[Records from a data source]
>>>>>
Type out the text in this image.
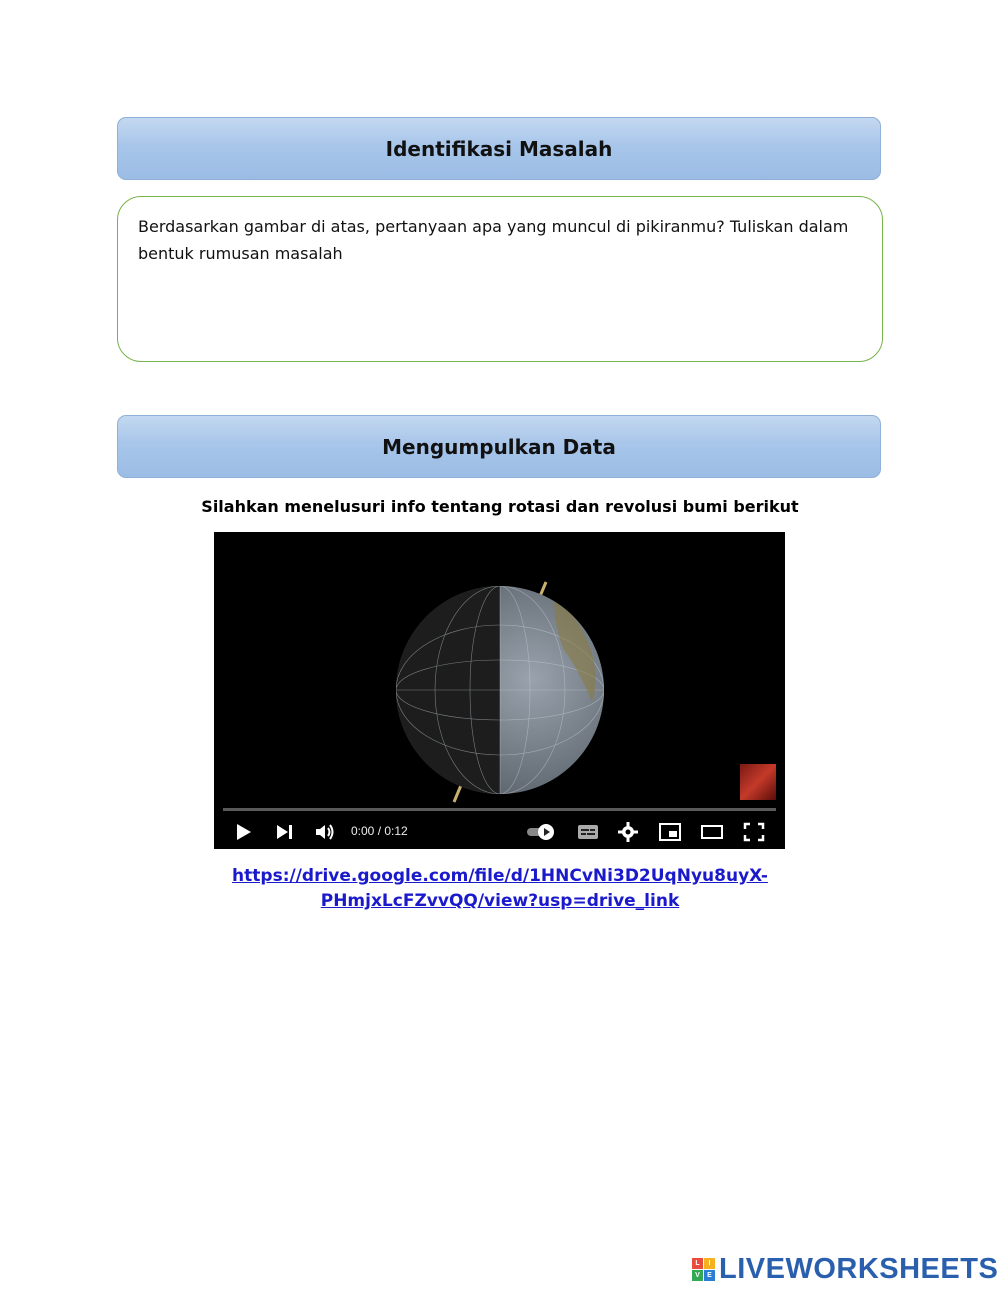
Identifikasi Masalah
Berdasarkan gambar di atas, pertanyaan apa yang muncul di pikiranmu? Tuliskan dalam bentuk rumusan masalah
Mengumpulkan Data
Silahkan menelusuri info tentang rotasi dan revolusi bumi berikut
0:00 / 0:12
https://drive.google.com/file/d/1HNCvNi3D2UqNyu8uyX-
PHmjxLcFZvvQQ/view?usp=drive_link
L	I
V	E LIVEWORKSHEETS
<<<<<
▶ _EXERCISE_:
Give back the whole listing as it stands, minus its pictures.

▶ _THE REPLY_:
Type out the text in this image.
Identifikasi Masalah
Berdasarkan gambar di atas, pertanyaan apa yang muncul di pikiranmu? Tuliskan dalam bentuk rumusan masalah
Mengumpulkan Data
Silahkan menelusuri info tentang rotasi dan revolusi bumi berikut
0:00 / 0:12
https://drive.google.com/file/d/1HNCvNi3D2UqNyu8uyX-
PHmjxLcFZvvQQ/view?usp=drive_link
L	I
V	E LIVEWORKSHEETS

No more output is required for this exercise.